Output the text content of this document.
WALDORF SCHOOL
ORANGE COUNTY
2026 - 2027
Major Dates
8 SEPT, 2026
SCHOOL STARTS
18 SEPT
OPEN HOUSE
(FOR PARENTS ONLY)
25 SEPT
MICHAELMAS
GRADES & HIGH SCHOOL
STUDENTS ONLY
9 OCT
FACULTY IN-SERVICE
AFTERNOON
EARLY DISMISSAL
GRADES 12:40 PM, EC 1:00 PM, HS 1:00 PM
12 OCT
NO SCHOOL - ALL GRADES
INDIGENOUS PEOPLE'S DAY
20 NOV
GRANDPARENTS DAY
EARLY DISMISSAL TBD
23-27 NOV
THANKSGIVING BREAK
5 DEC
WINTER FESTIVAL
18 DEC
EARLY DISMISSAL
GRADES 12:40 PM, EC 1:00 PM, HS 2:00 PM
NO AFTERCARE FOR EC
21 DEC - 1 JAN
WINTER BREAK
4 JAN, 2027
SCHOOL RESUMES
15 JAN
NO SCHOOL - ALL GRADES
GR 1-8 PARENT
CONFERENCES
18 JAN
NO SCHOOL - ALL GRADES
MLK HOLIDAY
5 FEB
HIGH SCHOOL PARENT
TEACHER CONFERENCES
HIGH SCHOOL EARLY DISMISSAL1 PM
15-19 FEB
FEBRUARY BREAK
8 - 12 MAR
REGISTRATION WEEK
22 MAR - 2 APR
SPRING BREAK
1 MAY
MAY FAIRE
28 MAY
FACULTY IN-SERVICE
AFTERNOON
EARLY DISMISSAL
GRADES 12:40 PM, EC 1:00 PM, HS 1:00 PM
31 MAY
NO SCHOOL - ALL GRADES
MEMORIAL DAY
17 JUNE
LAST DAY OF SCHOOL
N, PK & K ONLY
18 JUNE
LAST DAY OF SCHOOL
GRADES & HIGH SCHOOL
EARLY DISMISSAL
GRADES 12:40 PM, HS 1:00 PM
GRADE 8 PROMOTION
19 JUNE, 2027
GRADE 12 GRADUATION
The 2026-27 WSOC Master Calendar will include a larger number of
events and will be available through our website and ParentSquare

----

Task directions:
Every entry should be printed again exactly as written.

Full solution:
Output the text content of this document.
WALDORF SCHOOL
ORANGE COUNTY
2026 - 2027
Major Dates
8 SEPT, 2026
SCHOOL STARTS
18 SEPT
OPEN HOUSE
(FOR PARENTS ONLY)
25 SEPT
MICHAELMAS
GRADES & HIGH SCHOOL
STUDENTS ONLY
9 OCT
FACULTY IN-SERVICE
AFTERNOON
EARLY DISMISSAL
GRADES 12:40 PM, EC 1:00 PM, HS 1:00 PM
12 OCT
NO SCHOOL - ALL GRADES
INDIGENOUS PEOPLE'S DAY
20 NOV
GRANDPARENTS DAY
EARLY DISMISSAL TBD
23-27 NOV
THANKSGIVING BREAK
5 DEC
WINTER FESTIVAL
18 DEC
EARLY DISMISSAL
GRADES 12:40 PM, EC 1:00 PM, HS 2:00 PM
NO AFTERCARE FOR EC
21 DEC - 1 JAN
WINTER BREAK
4 JAN, 2027
SCHOOL RESUMES
15 JAN
NO SCHOOL - ALL GRADES
GR 1-8 PARENT
CONFERENCES
18 JAN
NO SCHOOL - ALL GRADES
MLK HOLIDAY
5 FEB
HIGH SCHOOL PARENT
TEACHER CONFERENCES
HIGH SCHOOL EARLY DISMISSAL1 PM
15-19 FEB
FEBRUARY BREAK
8 - 12 MAR
REGISTRATION WEEK
22 MAR - 2 APR
SPRING BREAK
1 MAY
MAY FAIRE
28 MAY
FACULTY IN-SERVICE
AFTERNOON
EARLY DISMISSAL
GRADES 12:40 PM, EC 1:00 PM, HS 1:00 PM
31 MAY
NO SCHOOL - ALL GRADES
MEMORIAL DAY
17 JUNE
LAST DAY OF SCHOOL
N, PK & K ONLY
18 JUNE
LAST DAY OF SCHOOL
GRADES & HIGH SCHOOL
EARLY DISMISSAL
GRADES 12:40 PM, HS 1:00 PM
GRADE 8 PROMOTION
19 JUNE, 2027
GRADE 12 GRADUATION
The 2026-27 WSOC Master Calendar will include a larger number of
events and will be available through our website and ParentSquare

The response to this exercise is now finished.